**Exercise aim:**
Below is a set of records. Repeat all of them exactly.

**Provided records:**
'''

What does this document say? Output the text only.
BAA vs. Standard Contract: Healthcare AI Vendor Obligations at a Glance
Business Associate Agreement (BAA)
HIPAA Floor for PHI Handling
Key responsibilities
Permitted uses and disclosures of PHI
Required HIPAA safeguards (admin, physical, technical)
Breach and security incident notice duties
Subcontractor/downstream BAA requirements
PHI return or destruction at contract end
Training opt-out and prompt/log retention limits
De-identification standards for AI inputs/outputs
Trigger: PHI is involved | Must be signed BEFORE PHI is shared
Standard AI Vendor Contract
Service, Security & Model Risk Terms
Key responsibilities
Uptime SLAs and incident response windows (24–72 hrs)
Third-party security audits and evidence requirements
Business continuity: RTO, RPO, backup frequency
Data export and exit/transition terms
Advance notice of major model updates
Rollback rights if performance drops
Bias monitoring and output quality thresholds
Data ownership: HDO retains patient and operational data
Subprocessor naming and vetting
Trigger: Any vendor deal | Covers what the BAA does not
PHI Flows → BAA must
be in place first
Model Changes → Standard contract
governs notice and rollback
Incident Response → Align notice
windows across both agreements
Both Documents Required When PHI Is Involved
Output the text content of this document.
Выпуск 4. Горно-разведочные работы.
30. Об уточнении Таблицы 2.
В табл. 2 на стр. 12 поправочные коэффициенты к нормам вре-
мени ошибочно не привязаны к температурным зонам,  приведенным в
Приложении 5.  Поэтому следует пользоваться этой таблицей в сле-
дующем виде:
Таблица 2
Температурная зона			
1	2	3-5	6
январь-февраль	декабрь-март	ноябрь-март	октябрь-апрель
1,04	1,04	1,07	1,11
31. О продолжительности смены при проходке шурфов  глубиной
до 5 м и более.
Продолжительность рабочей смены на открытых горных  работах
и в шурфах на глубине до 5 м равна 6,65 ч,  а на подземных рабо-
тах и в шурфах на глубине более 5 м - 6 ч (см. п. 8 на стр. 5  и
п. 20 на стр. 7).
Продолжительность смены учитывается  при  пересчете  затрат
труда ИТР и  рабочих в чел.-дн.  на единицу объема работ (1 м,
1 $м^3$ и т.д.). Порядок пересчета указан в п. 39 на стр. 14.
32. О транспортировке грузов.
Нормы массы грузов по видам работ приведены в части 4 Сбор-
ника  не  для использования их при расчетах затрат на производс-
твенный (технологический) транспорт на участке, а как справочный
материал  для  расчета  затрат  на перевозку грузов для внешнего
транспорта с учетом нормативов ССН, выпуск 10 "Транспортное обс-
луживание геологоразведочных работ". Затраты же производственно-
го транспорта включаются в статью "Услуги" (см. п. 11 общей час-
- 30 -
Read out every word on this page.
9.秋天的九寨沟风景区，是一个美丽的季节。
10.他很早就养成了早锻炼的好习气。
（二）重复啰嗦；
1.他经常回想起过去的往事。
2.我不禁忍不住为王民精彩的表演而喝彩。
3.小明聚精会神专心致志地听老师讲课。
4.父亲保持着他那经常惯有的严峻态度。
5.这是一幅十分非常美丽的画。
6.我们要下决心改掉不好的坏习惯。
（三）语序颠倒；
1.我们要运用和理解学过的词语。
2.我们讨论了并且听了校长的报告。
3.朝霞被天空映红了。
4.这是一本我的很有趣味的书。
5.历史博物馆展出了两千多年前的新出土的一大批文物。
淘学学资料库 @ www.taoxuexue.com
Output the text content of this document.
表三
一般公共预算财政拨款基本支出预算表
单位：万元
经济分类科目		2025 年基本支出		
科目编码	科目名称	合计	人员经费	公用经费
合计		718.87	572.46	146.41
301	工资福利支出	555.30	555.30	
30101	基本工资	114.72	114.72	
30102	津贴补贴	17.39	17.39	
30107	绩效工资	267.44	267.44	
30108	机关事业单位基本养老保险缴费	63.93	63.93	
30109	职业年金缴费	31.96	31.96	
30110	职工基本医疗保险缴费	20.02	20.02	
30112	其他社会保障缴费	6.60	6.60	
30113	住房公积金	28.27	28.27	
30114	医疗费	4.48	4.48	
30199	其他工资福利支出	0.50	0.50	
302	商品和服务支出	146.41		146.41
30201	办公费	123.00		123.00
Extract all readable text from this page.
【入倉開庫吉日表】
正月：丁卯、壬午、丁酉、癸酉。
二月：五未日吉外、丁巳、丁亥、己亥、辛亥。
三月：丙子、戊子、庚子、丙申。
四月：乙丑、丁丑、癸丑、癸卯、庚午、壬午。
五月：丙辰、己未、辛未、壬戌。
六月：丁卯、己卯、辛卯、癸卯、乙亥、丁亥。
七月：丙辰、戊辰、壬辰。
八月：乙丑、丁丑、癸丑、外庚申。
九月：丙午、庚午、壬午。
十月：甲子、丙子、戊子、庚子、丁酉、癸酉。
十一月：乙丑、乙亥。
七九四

'''

**Answer to this problem:**
What does this document say? Output the text only.
BAA vs. Standard Contract: Healthcare AI Vendor Obligations at a Glance
Business Associate Agreement (BAA)
HIPAA Floor for PHI Handling
Key responsibilities
Permitted uses and disclosures of PHI
Required HIPAA safeguards (admin, physical, technical)
Breach and security incident notice duties
Subcontractor/downstream BAA requirements
PHI return or destruction at contract end
Training opt-out and prompt/log retention limits
De-identification standards for AI inputs/outputs
Trigger: PHI is involved | Must be signed BEFORE PHI is shared
Standard AI Vendor Contract
Service, Security & Model Risk Terms
Key responsibilities
Uptime SLAs and incident response windows (24–72 hrs)
Third-party security audits and evidence requirements
Business continuity: RTO, RPO, backup frequency
Data export and exit/transition terms
Advance notice of major model updates
Rollback rights if performance drops
Bias monitoring and output quality thresholds
Data ownership: HDO retains patient and operational data
Subprocessor naming and vetting
Trigger: Any vendor deal | Covers what the BAA does not
PHI Flows → BAA must
be in place first
Model Changes → Standard contract
governs notice and rollback
Incident Response → Align notice
windows across both agreements
Both Documents Required When PHI Is Involved
Output the text content of this document.
Выпуск 4. Горно-разведочные работы.
30. Об уточнении Таблицы 2.
В табл. 2 на стр. 12 поправочные коэффициенты к нормам вре-
мени ошибочно не привязаны к температурным зонам,  приведенным в
Приложении 5.  Поэтому следует пользоваться этой таблицей в сле-
дующем виде:
Таблица 2
Температурная зона			
1	2	3-5	6
январь-февраль	декабрь-март	ноябрь-март	октябрь-апрель
1,04	1,04	1,07	1,11
31. О продолжительности смены при проходке шурфов  глубиной
до 5 м и более.
Продолжительность рабочей смены на открытых горных  работах
и в шурфах на глубине до 5 м равна 6,65 ч,  а на подземных рабо-
тах и в шурфах на глубине более 5 м - 6 ч (см. п. 8 на стр. 5  и
п. 20 на стр. 7).
Продолжительность смены учитывается  при  пересчете  затрат
труда ИТР и  рабочих в чел.-дн.  на единицу объема работ (1 м,
1 $м^3$ и т.д.). Порядок пересчета указан в п. 39 на стр. 14.
32. О транспортировке грузов.
Нормы массы грузов по видам работ приведены в части 4 Сбор-
ника  не  для использования их при расчетах затрат на производс-
твенный (технологический) транспорт на участке, а как справочный
материал  для  расчета  затрат  на перевозку грузов для внешнего
транспорта с учетом нормативов ССН, выпуск 10 "Транспортное обс-
луживание геологоразведочных работ". Затраты же производственно-
го транспорта включаются в статью "Услуги" (см. п. 11 общей час-
- 30 -
Read out every word on this page.
9.秋天的九寨沟风景区，是一个美丽的季节。
10.他很早就养成了早锻炼的好习气。
（二）重复啰嗦；
1.他经常回想起过去的往事。
2.我不禁忍不住为王民精彩的表演而喝彩。
3.小明聚精会神专心致志地听老师讲课。
4.父亲保持着他那经常惯有的严峻态度。
5.这是一幅十分非常美丽的画。
6.我们要下决心改掉不好的坏习惯。
（三）语序颠倒；
1.我们要运用和理解学过的词语。
2.我们讨论了并且听了校长的报告。
3.朝霞被天空映红了。
4.这是一本我的很有趣味的书。
5.历史博物馆展出了两千多年前的新出土的一大批文物。
淘学学资料库 @ www.taoxuexue.com
Output the text content of this document.
表三
一般公共预算财政拨款基本支出预算表
单位：万元
经济分类科目		2025 年基本支出		
科目编码	科目名称	合计	人员经费	公用经费
合计		718.87	572.46	146.41
301	工资福利支出	555.30	555.30	
30101	基本工资	114.72	114.72	
30102	津贴补贴	17.39	17.39	
30107	绩效工资	267.44	267.44	
30108	机关事业单位基本养老保险缴费	63.93	63.93	
30109	职业年金缴费	31.96	31.96	
30110	职工基本医疗保险缴费	20.02	20.02	
30112	其他社会保障缴费	6.60	6.60	
30113	住房公积金	28.27	28.27	
30114	医疗费	4.48	4.48	
30199	其他工资福利支出	0.50	0.50	
302	商品和服务支出	146.41		146.41
30201	办公费	123.00		123.00
Extract all readable text from this page.
【入倉開庫吉日表】
正月：丁卯、壬午、丁酉、癸酉。
二月：五未日吉外、丁巳、丁亥、己亥、辛亥。
三月：丙子、戊子、庚子、丙申。
四月：乙丑、丁丑、癸丑、癸卯、庚午、壬午。
五月：丙辰、己未、辛未、壬戌。
六月：丁卯、己卯、辛卯、癸卯、乙亥、丁亥。
七月：丙辰、戊辰、壬辰。
八月：乙丑、丁丑、癸丑、外庚申。
九月：丙午、庚午、壬午。
十月：甲子、丙子、戊子、庚子、丁酉、癸酉。
十一月：乙丑、乙亥。
七九四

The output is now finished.